Problem
Print all of the data exactly as written.

Exercise input
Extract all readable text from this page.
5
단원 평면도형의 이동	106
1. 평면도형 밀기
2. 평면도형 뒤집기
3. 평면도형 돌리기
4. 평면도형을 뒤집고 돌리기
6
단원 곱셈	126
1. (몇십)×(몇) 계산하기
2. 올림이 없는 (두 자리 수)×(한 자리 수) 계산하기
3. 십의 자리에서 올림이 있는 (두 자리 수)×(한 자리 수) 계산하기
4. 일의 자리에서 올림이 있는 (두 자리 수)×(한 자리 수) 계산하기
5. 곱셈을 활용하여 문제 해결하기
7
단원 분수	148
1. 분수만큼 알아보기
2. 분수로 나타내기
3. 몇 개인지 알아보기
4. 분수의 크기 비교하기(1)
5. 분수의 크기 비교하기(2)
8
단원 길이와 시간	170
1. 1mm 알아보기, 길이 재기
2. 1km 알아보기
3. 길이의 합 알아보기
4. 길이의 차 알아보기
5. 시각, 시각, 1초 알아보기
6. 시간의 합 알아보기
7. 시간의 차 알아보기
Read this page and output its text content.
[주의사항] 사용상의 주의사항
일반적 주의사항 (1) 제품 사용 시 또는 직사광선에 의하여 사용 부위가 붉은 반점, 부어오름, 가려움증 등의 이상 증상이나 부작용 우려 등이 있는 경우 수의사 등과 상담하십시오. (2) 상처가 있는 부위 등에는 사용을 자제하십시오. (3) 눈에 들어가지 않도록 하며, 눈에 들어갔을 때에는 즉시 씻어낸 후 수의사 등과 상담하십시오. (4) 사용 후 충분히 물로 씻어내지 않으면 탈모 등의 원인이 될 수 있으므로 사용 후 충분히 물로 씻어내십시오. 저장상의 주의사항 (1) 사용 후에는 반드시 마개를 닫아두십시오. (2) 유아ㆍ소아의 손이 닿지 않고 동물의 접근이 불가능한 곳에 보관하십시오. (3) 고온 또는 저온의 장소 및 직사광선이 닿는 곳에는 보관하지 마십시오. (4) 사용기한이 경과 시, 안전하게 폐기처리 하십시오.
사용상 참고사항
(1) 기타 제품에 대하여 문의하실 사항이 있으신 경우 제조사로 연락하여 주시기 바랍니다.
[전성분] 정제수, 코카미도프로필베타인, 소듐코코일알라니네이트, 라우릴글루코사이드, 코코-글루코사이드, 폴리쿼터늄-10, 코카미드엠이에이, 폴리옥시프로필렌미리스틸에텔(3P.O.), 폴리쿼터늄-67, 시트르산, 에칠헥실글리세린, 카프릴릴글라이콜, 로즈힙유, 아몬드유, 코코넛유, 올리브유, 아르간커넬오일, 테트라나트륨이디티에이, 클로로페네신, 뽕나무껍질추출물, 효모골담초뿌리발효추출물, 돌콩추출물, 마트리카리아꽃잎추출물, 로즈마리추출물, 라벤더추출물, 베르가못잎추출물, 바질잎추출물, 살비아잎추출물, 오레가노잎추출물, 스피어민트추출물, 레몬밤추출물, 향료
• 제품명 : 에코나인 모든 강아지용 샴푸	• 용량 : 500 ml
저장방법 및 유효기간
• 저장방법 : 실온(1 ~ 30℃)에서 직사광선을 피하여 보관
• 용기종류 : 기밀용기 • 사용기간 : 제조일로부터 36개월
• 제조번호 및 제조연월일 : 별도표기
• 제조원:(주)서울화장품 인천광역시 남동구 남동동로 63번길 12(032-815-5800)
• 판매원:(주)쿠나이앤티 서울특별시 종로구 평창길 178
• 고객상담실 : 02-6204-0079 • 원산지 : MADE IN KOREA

Task response
Extract all readable text from this page.
5
단원 평면도형의 이동	106
1. 평면도형 밀기
2. 평면도형 뒤집기
3. 평면도형 돌리기
4. 평면도형을 뒤집고 돌리기
6
단원 곱셈	126
1. (몇십)×(몇) 계산하기
2. 올림이 없는 (두 자리 수)×(한 자리 수) 계산하기
3. 십의 자리에서 올림이 있는 (두 자리 수)×(한 자리 수) 계산하기
4. 일의 자리에서 올림이 있는 (두 자리 수)×(한 자리 수) 계산하기
5. 곱셈을 활용하여 문제 해결하기
7
단원 분수	148
1. 분수만큼 알아보기
2. 분수로 나타내기
3. 몇 개인지 알아보기
4. 분수의 크기 비교하기(1)
5. 분수의 크기 비교하기(2)
8
단원 길이와 시간	170
1. 1mm 알아보기, 길이 재기
2. 1km 알아보기
3. 길이의 합 알아보기
4. 길이의 차 알아보기
5. 시각, 시각, 1초 알아보기
6. 시간의 합 알아보기
7. 시간의 차 알아보기
Read this page and output its text content.
[주의사항] 사용상의 주의사항
일반적 주의사항 (1) 제품 사용 시 또는 직사광선에 의하여 사용 부위가 붉은 반점, 부어오름, 가려움증 등의 이상 증상이나 부작용 우려 등이 있는 경우 수의사 등과 상담하십시오. (2) 상처가 있는 부위 등에는 사용을 자제하십시오. (3) 눈에 들어가지 않도록 하며, 눈에 들어갔을 때에는 즉시 씻어낸 후 수의사 등과 상담하십시오. (4) 사용 후 충분히 물로 씻어내지 않으면 탈모 등의 원인이 될 수 있으므로 사용 후 충분히 물로 씻어내십시오. 저장상의 주의사항 (1) 사용 후에는 반드시 마개를 닫아두십시오. (2) 유아ㆍ소아의 손이 닿지 않고 동물의 접근이 불가능한 곳에 보관하십시오. (3) 고온 또는 저온의 장소 및 직사광선이 닿는 곳에는 보관하지 마십시오. (4) 사용기한이 경과 시, 안전하게 폐기처리 하십시오.
사용상 참고사항
(1) 기타 제품에 대하여 문의하실 사항이 있으신 경우 제조사로 연락하여 주시기 바랍니다.
[전성분] 정제수, 코카미도프로필베타인, 소듐코코일알라니네이트, 라우릴글루코사이드, 코코-글루코사이드, 폴리쿼터늄-10, 코카미드엠이에이, 폴리옥시프로필렌미리스틸에텔(3P.O.), 폴리쿼터늄-67, 시트르산, 에칠헥실글리세린, 카프릴릴글라이콜, 로즈힙유, 아몬드유, 코코넛유, 올리브유, 아르간커넬오일, 테트라나트륨이디티에이, 클로로페네신, 뽕나무껍질추출물, 효모골담초뿌리발효추출물, 돌콩추출물, 마트리카리아꽃잎추출물, 로즈마리추출물, 라벤더추출물, 베르가못잎추출물, 바질잎추출물, 살비아잎추출물, 오레가노잎추출물, 스피어민트추출물, 레몬밤추출물, 향료
• 제품명 : 에코나인 모든 강아지용 샴푸	• 용량 : 500 ml
저장방법 및 유효기간
• 저장방법 : 실온(1 ~ 30℃)에서 직사광선을 피하여 보관
• 용기종류 : 기밀용기 • 사용기간 : 제조일로부터 36개월
• 제조번호 및 제조연월일 : 별도표기
• 제조원:(주)서울화장품 인천광역시 남동구 남동동로 63번길 12(032-815-5800)
• 판매원:(주)쿠나이앤티 서울특별시 종로구 평창길 178
• 고객상담실 : 02-6204-0079 • 원산지 : MADE IN KOREA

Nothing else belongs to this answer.